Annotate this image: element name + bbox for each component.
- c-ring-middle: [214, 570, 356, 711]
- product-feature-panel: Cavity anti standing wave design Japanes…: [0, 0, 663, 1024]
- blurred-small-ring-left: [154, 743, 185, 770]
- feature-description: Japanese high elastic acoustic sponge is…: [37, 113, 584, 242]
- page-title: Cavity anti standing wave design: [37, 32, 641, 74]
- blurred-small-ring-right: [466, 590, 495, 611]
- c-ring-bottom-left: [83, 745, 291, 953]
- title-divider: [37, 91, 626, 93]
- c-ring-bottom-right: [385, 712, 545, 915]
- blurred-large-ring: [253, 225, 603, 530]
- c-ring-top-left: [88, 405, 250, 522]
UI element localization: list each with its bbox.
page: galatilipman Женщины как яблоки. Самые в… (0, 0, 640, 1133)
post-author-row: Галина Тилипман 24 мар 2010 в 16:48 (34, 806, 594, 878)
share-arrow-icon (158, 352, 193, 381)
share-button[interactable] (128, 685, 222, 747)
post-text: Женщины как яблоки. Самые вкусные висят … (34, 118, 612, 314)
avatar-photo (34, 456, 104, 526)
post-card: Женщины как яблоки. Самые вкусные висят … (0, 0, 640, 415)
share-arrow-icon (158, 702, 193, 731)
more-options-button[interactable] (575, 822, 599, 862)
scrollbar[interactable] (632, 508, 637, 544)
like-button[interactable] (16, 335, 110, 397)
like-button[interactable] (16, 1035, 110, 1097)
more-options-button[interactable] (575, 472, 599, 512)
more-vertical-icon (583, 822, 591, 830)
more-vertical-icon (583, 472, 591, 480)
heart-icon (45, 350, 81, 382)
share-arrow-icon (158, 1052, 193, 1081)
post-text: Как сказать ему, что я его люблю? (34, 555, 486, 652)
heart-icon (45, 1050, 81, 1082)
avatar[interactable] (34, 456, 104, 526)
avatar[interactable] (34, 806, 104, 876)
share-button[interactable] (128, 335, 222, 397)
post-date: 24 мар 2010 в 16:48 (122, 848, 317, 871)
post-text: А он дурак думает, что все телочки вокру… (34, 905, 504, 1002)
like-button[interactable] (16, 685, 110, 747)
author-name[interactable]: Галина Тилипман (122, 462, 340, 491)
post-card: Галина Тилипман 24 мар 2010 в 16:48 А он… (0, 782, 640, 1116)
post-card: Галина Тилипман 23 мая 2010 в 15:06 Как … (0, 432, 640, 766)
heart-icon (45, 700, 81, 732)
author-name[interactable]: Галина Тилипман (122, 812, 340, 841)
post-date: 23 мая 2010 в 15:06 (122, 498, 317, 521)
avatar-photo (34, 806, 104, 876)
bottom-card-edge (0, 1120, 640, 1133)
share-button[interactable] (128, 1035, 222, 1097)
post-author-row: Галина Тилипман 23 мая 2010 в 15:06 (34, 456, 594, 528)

**Task instructions**
Retype all of the items above, keeping every line the same as it appears.

**Complete answer**
Annotate this image: element name + bbox for each component.
- c-ring-middle: [214, 570, 356, 711]
- product-feature-panel: Cavity anti standing wave design Japanes…: [0, 0, 663, 1024]
- blurred-small-ring-left: [154, 743, 185, 770]
- feature-description: Japanese high elastic acoustic sponge is…: [37, 113, 584, 242]
- page-title: Cavity anti standing wave design: [37, 32, 641, 74]
- blurred-small-ring-right: [466, 590, 495, 611]
- c-ring-bottom-left: [83, 745, 291, 953]
- title-divider: [37, 91, 626, 93]
- c-ring-bottom-right: [385, 712, 545, 915]
- blurred-large-ring: [253, 225, 603, 530]
- c-ring-top-left: [88, 405, 250, 522]
UI element localization: list each with its bbox.
page: galatilipman Женщины как яблоки. Самые в… (0, 0, 640, 1133)
post-author-row: Галина Тилипман 24 мар 2010 в 16:48 (34, 806, 594, 878)
share-arrow-icon (158, 352, 193, 381)
share-button[interactable] (128, 685, 222, 747)
post-text: Женщины как яблоки. Самые вкусные висят … (34, 118, 612, 314)
avatar-photo (34, 456, 104, 526)
post-card: Женщины как яблоки. Самые вкусные висят … (0, 0, 640, 415)
share-arrow-icon (158, 702, 193, 731)
more-options-button[interactable] (575, 822, 599, 862)
scrollbar[interactable] (632, 508, 637, 544)
like-button[interactable] (16, 335, 110, 397)
like-button[interactable] (16, 1035, 110, 1097)
more-options-button[interactable] (575, 472, 599, 512)
more-vertical-icon (583, 822, 591, 830)
more-vertical-icon (583, 472, 591, 480)
heart-icon (45, 350, 81, 382)
share-arrow-icon (158, 1052, 193, 1081)
post-text: Как сказать ему, что я его люблю? (34, 555, 486, 652)
heart-icon (45, 1050, 81, 1082)
avatar[interactable] (34, 456, 104, 526)
avatar[interactable] (34, 806, 104, 876)
share-button[interactable] (128, 335, 222, 397)
post-date: 24 мар 2010 в 16:48 (122, 848, 317, 871)
post-text: А он дурак думает, что все телочки вокру… (34, 905, 504, 1002)
like-button[interactable] (16, 685, 110, 747)
author-name[interactable]: Галина Тилипман (122, 462, 340, 491)
post-card: Галина Тилипман 24 мар 2010 в 16:48 А он… (0, 782, 640, 1116)
post-card: Галина Тилипман 23 мая 2010 в 15:06 Как … (0, 432, 640, 766)
heart-icon (45, 700, 81, 732)
author-name[interactable]: Галина Тилипман (122, 812, 340, 841)
post-date: 23 мая 2010 в 15:06 (122, 498, 317, 521)
avatar-photo (34, 806, 104, 876)
bottom-card-edge (0, 1120, 640, 1133)
share-button[interactable] (128, 1035, 222, 1097)
post-author-row: Галина Тилипман 23 мая 2010 в 15:06 (34, 456, 594, 528)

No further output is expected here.